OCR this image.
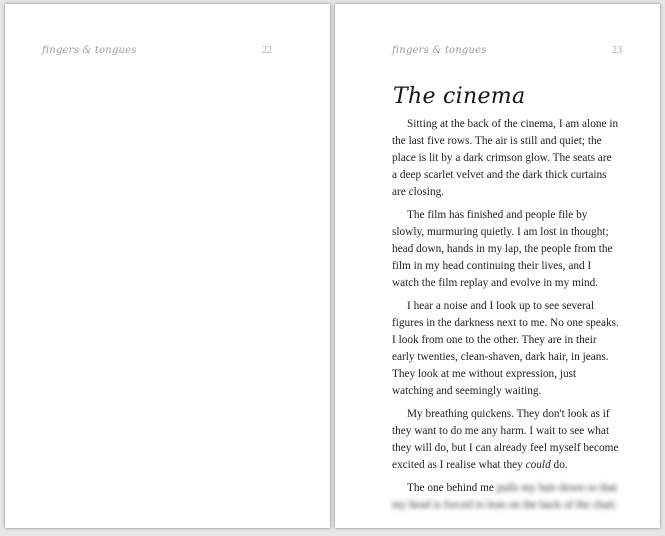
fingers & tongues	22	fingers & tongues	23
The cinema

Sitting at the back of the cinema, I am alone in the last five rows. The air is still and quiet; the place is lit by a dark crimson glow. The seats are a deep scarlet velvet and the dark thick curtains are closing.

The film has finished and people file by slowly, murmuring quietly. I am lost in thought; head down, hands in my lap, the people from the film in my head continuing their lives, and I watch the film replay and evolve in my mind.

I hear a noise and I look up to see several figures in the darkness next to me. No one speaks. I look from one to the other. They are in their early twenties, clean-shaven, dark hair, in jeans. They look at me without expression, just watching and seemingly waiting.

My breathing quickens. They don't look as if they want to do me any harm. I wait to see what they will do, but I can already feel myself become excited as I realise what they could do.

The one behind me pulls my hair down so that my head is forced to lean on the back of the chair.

■ ■ ■ ■

** PROBLEM REQUIREMENTS **
Copy out all lines that carry the word "back".

** REPLY **
Sitting at the back of the cinema, I am alone in the last five rows. The air is still and quiet; the place is lit by a dark crimson glow. The seats are a deep scarlet velvet and the dark thick curtains are closing.
The one behind me pulls my hair down so that my head is forced to lean on the back of the chair.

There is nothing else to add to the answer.